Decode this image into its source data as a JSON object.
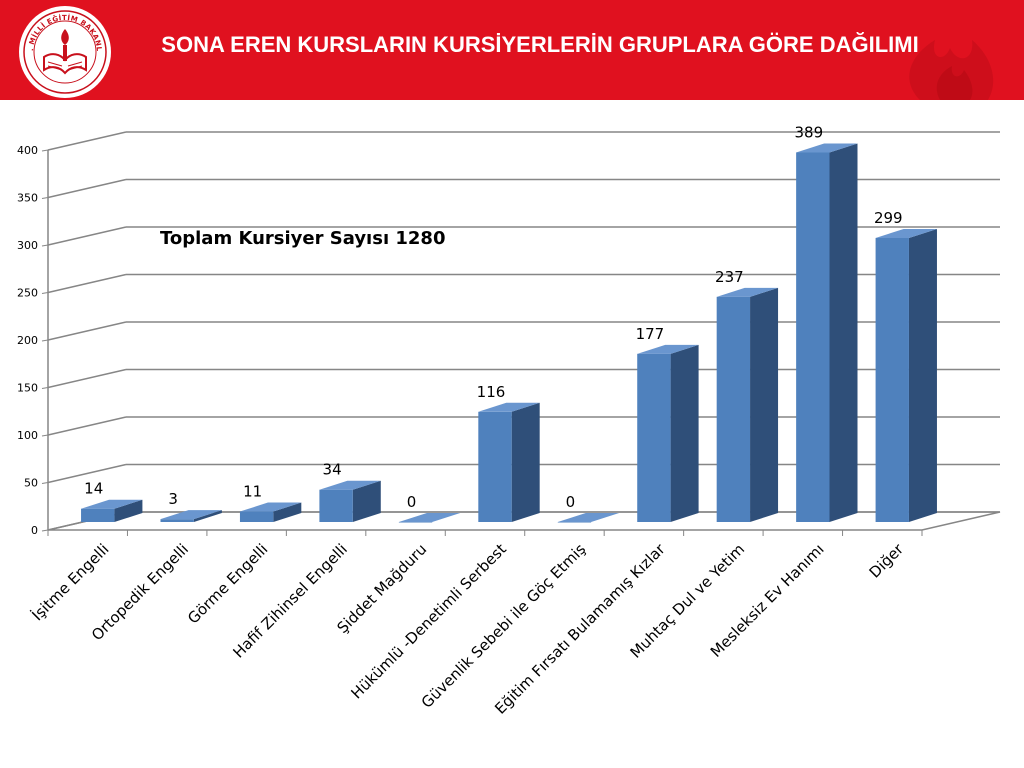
{
  "header": {
    "title": "SONA EREN KURSLARIN KURSİYERLERİN GRUPLARA GÖRE DAĞILIMI",
    "logo_text": "T.C. MİLLİ EĞİTİM BAKANLIĞI"
  },
  "colors": {
    "header_red": "#e0111f",
    "bar_front": "#4f81bd",
    "bar_side": "#2f4f79",
    "bar_top": "#6a96cf",
    "grid": "#868686"
  },
  "chart_data": {
    "type": "bar",
    "categories": [
      "İşitme Engelli",
      "Ortopedik Engelli",
      "Görme Engelli",
      "Hafif Zihinsel Engelli",
      "Şiddet Mağduru",
      "Hükümlü -Denetimli Serbest",
      "Güvenlik Sebebi ile  Göç Etmiş",
      "Eğitim  Fırsatı Bulamamış Kızlar",
      "Muhtaç Dul ve Yetim",
      "Mesleksiz  Ev Hanımı",
      "Diğer"
    ],
    "values": [
      14,
      3,
      11,
      34,
      0,
      116,
      0,
      177,
      237,
      389,
      299
    ],
    "ylim": [
      0,
      400
    ],
    "yticks": [
      "0",
      "50",
      "100",
      "150",
      "200",
      "250",
      "300",
      "350",
      "400"
    ],
    "grid": true,
    "style": "3d-column",
    "annotation": "Toplam  Kursiyer Sayısı 1280"
  }
}
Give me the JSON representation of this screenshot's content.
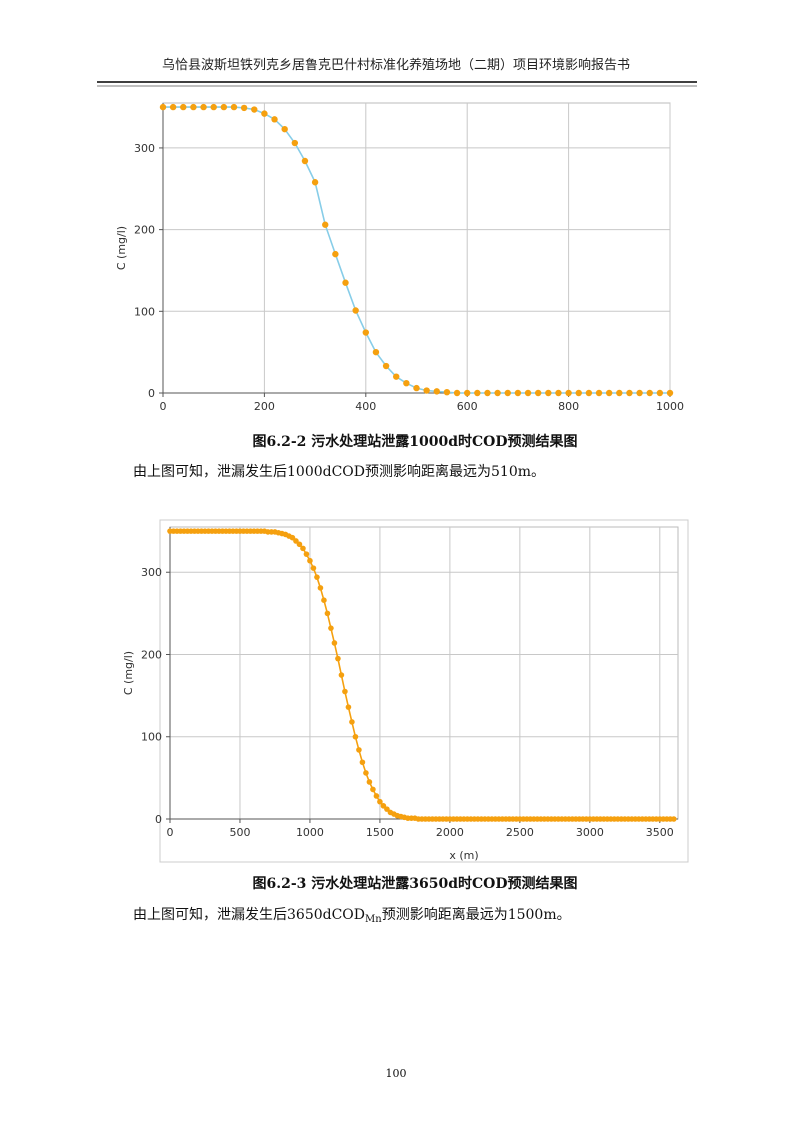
{
  "header": "乌恰县波斯坦铁列克乡居鲁克巴什村标准化养殖场地（二期）项目环境影响报告书",
  "chart_data": [
    {
      "type": "scatter",
      "title": "图6.2-2   污水处理站泄露1000d时COD预测结果图",
      "y_label": "C (mg/l)",
      "x": [
        0,
        20,
        40,
        60,
        80,
        100,
        120,
        140,
        160,
        180,
        200,
        220,
        240,
        260,
        280,
        300,
        320,
        340,
        360,
        380,
        400,
        420,
        440,
        460,
        480,
        500,
        520,
        540,
        560,
        580,
        600,
        620,
        640,
        660,
        680,
        700,
        720,
        740,
        760,
        780,
        800,
        820,
        840,
        860,
        880,
        900,
        920,
        940,
        960,
        980,
        1000
      ],
      "values": [
        350,
        350,
        350,
        350,
        350,
        350,
        350,
        350,
        349,
        347,
        342,
        335,
        323,
        306,
        284,
        258,
        206,
        170,
        135,
        101,
        74,
        50,
        33,
        20,
        12,
        6,
        3,
        2,
        1,
        0,
        0,
        0,
        0,
        0,
        0,
        0,
        0,
        0,
        0,
        0,
        0,
        0,
        0,
        0,
        0,
        0,
        0,
        0,
        0,
        0,
        0
      ],
      "xlim": [
        0,
        1000
      ],
      "xticks": [
        0,
        200,
        400,
        600,
        800,
        1000
      ],
      "ylim": [
        0,
        355
      ],
      "yticks": [
        0,
        100,
        200,
        300
      ],
      "grid": true,
      "line_color": "#87cde8",
      "marker_color": "#f5a00f"
    },
    {
      "type": "scatter",
      "title": "图6.2-3   污水处理站泄露3650d时COD预测结果图",
      "y_label": "C (mg/l)",
      "x_label": "x (m)",
      "x": [
        0,
        25,
        50,
        75,
        100,
        125,
        150,
        175,
        200,
        225,
        250,
        275,
        300,
        325,
        350,
        375,
        400,
        425,
        450,
        475,
        500,
        525,
        550,
        575,
        600,
        625,
        650,
        675,
        700,
        725,
        750,
        775,
        800,
        825,
        850,
        875,
        900,
        925,
        950,
        975,
        1000,
        1025,
        1050,
        1075,
        1100,
        1125,
        1150,
        1175,
        1200,
        1225,
        1250,
        1275,
        1300,
        1325,
        1350,
        1375,
        1400,
        1425,
        1450,
        1475,
        1500,
        1525,
        1550,
        1575,
        1600,
        1625,
        1650,
        1675,
        1700,
        1725,
        1750,
        1775,
        1800,
        1825,
        1850,
        1875,
        1900,
        1925,
        1950,
        1975,
        2000,
        2025,
        2050,
        2075,
        2100,
        2125,
        2150,
        2175,
        2200,
        2225,
        2250,
        2275,
        2300,
        2325,
        2350,
        2375,
        2400,
        2425,
        2450,
        2475,
        2500,
        2525,
        2550,
        2575,
        2600,
        2625,
        2650,
        2675,
        2700,
        2725,
        2750,
        2775,
        2800,
        2825,
        2850,
        2875,
        2900,
        2925,
        2950,
        2975,
        3000,
        3025,
        3050,
        3075,
        3100,
        3125,
        3150,
        3175,
        3200,
        3225,
        3250,
        3275,
        3300,
        3325,
        3350,
        3375,
        3400,
        3425,
        3450,
        3475,
        3500,
        3525,
        3550,
        3575,
        3600
      ],
      "values": [
        350,
        350,
        350,
        350,
        350,
        350,
        350,
        350,
        350,
        350,
        350,
        350,
        350,
        350,
        350,
        350,
        350,
        350,
        350,
        350,
        350,
        350,
        350,
        350,
        350,
        350,
        350,
        350,
        349,
        349,
        349,
        348,
        347,
        346,
        344,
        342,
        338,
        334,
        329,
        322,
        314,
        305,
        294,
        281,
        266,
        250,
        232,
        214,
        195,
        175,
        155,
        136,
        118,
        100,
        84,
        69,
        56,
        45,
        36,
        28,
        21,
        16,
        12,
        8,
        6,
        4,
        3,
        2,
        1,
        1,
        1,
        0,
        0,
        0,
        0,
        0,
        0,
        0,
        0,
        0,
        0,
        0,
        0,
        0,
        0,
        0,
        0,
        0,
        0,
        0,
        0,
        0,
        0,
        0,
        0,
        0,
        0,
        0,
        0,
        0,
        0,
        0,
        0,
        0,
        0,
        0,
        0,
        0,
        0,
        0,
        0,
        0,
        0,
        0,
        0,
        0,
        0,
        0,
        0,
        0,
        0,
        0,
        0,
        0,
        0,
        0,
        0,
        0,
        0,
        0,
        0,
        0,
        0,
        0,
        0,
        0,
        0,
        0,
        0,
        0,
        0,
        0,
        0,
        0,
        0
      ],
      "xlim": [
        0,
        3630
      ],
      "xticks": [
        0,
        500,
        1000,
        1500,
        2000,
        2500,
        3000,
        3500
      ],
      "ylim": [
        0,
        355
      ],
      "yticks": [
        0,
        100,
        200,
        300
      ],
      "grid": true,
      "line_color": "#f5a00f",
      "marker_color": "#f5a00f"
    }
  ],
  "paragraphs": [
    {
      "text": "由上图可知，泄漏发生后1000dCOD预测影响距离最远为510m。"
    },
    {
      "text": "由上图可知，泄漏发生后3650dCOD",
      "subscript": "Mn",
      "text_after": "预测影响距离最远为1500m。"
    }
  ],
  "page_number": "100"
}
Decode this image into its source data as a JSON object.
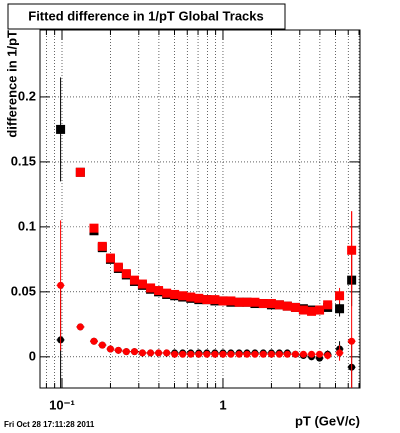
{
  "chart_data": {
    "type": "scatter",
    "title": "Fitted difference in 1/pT  Global Tracks",
    "xlabel": "pT (GeV/c)",
    "ylabel": "difference in 1/pT",
    "annotation": "Fri Oct 28 17:11:28 2011",
    "xlog": true,
    "grid": true,
    "xlim": [
      0.073,
      7.1
    ],
    "ylim": [
      -0.024,
      0.2515
    ],
    "xticks": [
      {
        "value": 0.1,
        "label": "10⁻¹"
      },
      1
    ],
    "xminorticks": [
      0.08,
      0.09,
      0.2,
      0.3,
      0.4,
      0.5,
      0.6,
      0.7,
      0.8,
      0.9,
      2,
      3,
      4,
      5,
      6,
      7
    ],
    "yticks": [
      0,
      0.05,
      0.1,
      0.15,
      0.2
    ],
    "x": [
      0.098,
      0.13,
      0.158,
      0.178,
      0.2,
      0.224,
      0.251,
      0.282,
      0.316,
      0.355,
      0.398,
      0.447,
      0.501,
      0.562,
      0.631,
      0.708,
      0.794,
      0.891,
      1.0,
      1.12,
      1.26,
      1.41,
      1.58,
      1.78,
      2.0,
      2.24,
      2.51,
      2.82,
      3.16,
      3.55,
      3.98,
      4.47,
      5.3,
      6.3
    ],
    "series": [
      {
        "color": "#000000",
        "marker": "square",
        "values": [
          0.175,
          0.142,
          0.097,
          0.084,
          0.075,
          0.068,
          0.063,
          0.058,
          0.055,
          0.052,
          0.05,
          0.048,
          0.047,
          0.046,
          0.045,
          0.044,
          0.044,
          0.043,
          0.043,
          0.042,
          0.042,
          0.042,
          0.041,
          0.041,
          0.04,
          0.04,
          0.039,
          0.038,
          0.037,
          0.036,
          0.036,
          0.038,
          0.037,
          0.059
        ],
        "errors": [
          0.04,
          0.002,
          0.001,
          0.001,
          0.001,
          0.001,
          0.001,
          0.001,
          0.001,
          0.001,
          0.001,
          0.001,
          0.001,
          0.001,
          0.001,
          0.001,
          0.001,
          0.001,
          0.001,
          0.001,
          0.001,
          0.001,
          0.001,
          0.001,
          0.001,
          0.001,
          0.001,
          0.001,
          0.001,
          0.002,
          0.002,
          0.003,
          0.006,
          0.02
        ]
      },
      {
        "color": "#ff0000",
        "marker": "square",
        "values": [
          null,
          0.142,
          0.099,
          0.085,
          0.076,
          0.069,
          0.064,
          0.059,
          0.056,
          0.053,
          0.051,
          0.049,
          0.048,
          0.047,
          0.046,
          0.045,
          0.044,
          0.044,
          0.043,
          0.043,
          0.042,
          0.042,
          0.042,
          0.041,
          0.041,
          0.04,
          0.039,
          0.038,
          0.036,
          0.035,
          0.036,
          0.04,
          0.047,
          0.082
        ],
        "errors": [
          null,
          0.002,
          0.001,
          0.001,
          0.001,
          0.001,
          0.001,
          0.001,
          0.001,
          0.001,
          0.001,
          0.001,
          0.001,
          0.001,
          0.001,
          0.001,
          0.001,
          0.001,
          0.001,
          0.001,
          0.001,
          0.001,
          0.001,
          0.001,
          0.001,
          0.001,
          0.001,
          0.001,
          0.001,
          0.002,
          0.002,
          0.003,
          0.006,
          0.03
        ]
      },
      {
        "color": "#000000",
        "marker": "circle",
        "values": [
          0.013,
          0.023,
          0.012,
          0.009,
          0.006,
          0.005,
          0.004,
          0.004,
          0.003,
          0.003,
          0.003,
          0.003,
          0.003,
          0.003,
          0.003,
          0.003,
          0.003,
          0.003,
          0.003,
          0.003,
          0.003,
          0.003,
          0.003,
          0.003,
          0.003,
          0.003,
          0.003,
          0.002,
          0.001,
          0.0,
          -0.001,
          0.002,
          0.006,
          -0.008
        ],
        "errors": [
          0.04,
          0.002,
          0.001,
          0.001,
          0.001,
          0.001,
          0.001,
          0.001,
          0.001,
          0.001,
          0.001,
          0.001,
          0.001,
          0.001,
          0.001,
          0.001,
          0.001,
          0.001,
          0.001,
          0.001,
          0.001,
          0.001,
          0.001,
          0.001,
          0.001,
          0.001,
          0.001,
          0.001,
          0.001,
          0.002,
          0.002,
          0.003,
          0.006,
          0.02
        ]
      },
      {
        "color": "#ff0000",
        "marker": "circle",
        "values": [
          0.055,
          0.023,
          0.012,
          0.009,
          0.006,
          0.005,
          0.004,
          0.004,
          0.003,
          0.003,
          0.003,
          0.003,
          0.002,
          0.002,
          0.002,
          0.002,
          0.002,
          0.002,
          0.002,
          0.002,
          0.002,
          0.002,
          0.002,
          0.002,
          0.002,
          0.002,
          0.002,
          0.002,
          0.002,
          0.002,
          0.002,
          0.001,
          0.003,
          0.012
        ],
        "errors": [
          0.05,
          0.002,
          0.001,
          0.001,
          0.001,
          0.001,
          0.001,
          0.001,
          0.001,
          0.001,
          0.001,
          0.001,
          0.001,
          0.001,
          0.001,
          0.001,
          0.001,
          0.001,
          0.001,
          0.001,
          0.001,
          0.001,
          0.001,
          0.001,
          0.001,
          0.001,
          0.001,
          0.001,
          0.001,
          0.002,
          0.002,
          0.003,
          0.006,
          0.1
        ]
      }
    ]
  }
}
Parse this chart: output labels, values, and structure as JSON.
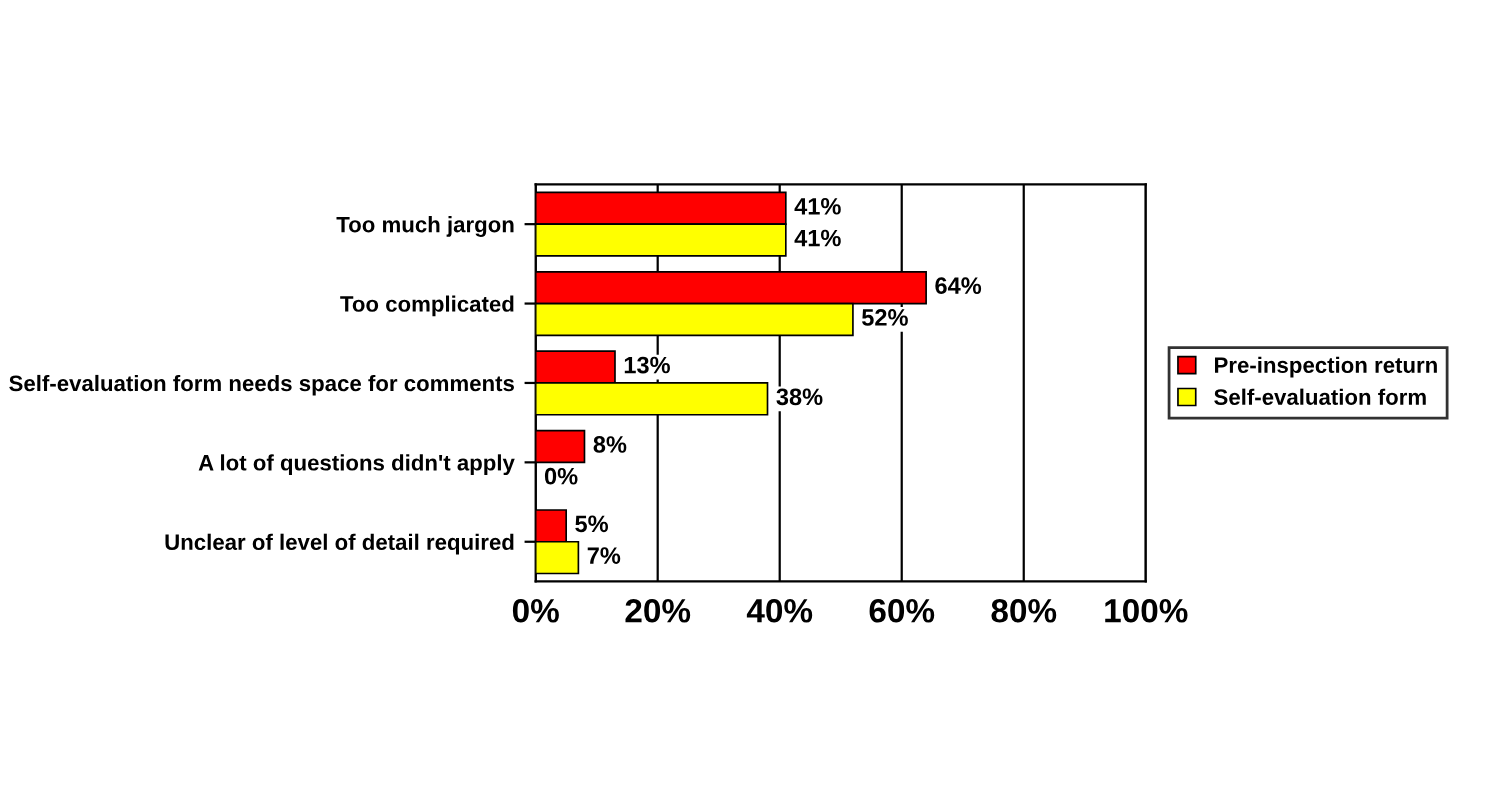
{
  "chart_data": {
    "type": "bar",
    "orientation": "horizontal",
    "categories": [
      "Too much jargon",
      "Too complicated",
      "Self-evaluation form needs space for comments",
      "A lot of questions didn't apply",
      "Unclear of level of detail required"
    ],
    "series": [
      {
        "name": "Pre-inspection return",
        "color": "#ff0000",
        "values": [
          41,
          64,
          13,
          8,
          5
        ],
        "value_labels": [
          "41%",
          "64%",
          "13%",
          "8%",
          "5%"
        ]
      },
      {
        "name": "Self-evaluation form",
        "color": "#ffff00",
        "values": [
          41,
          52,
          38,
          0,
          7
        ],
        "value_labels": [
          "41%",
          "52%",
          "38%",
          "0%",
          "7%"
        ]
      }
    ],
    "xlim": [
      0,
      100
    ],
    "xticks": [
      {
        "value": 0,
        "label": "0%"
      },
      {
        "value": 20,
        "label": "20%"
      },
      {
        "value": 40,
        "label": "40%"
      },
      {
        "value": 60,
        "label": "60%"
      },
      {
        "value": 80,
        "label": "80%"
      },
      {
        "value": 100,
        "label": "100%"
      }
    ],
    "grid": "x",
    "legend": "right"
  }
}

**REQUIREMENTS:** Compute the number of lines above that contain the string "title". Reply with that value only.

**RESULT OF THE TASK:** 4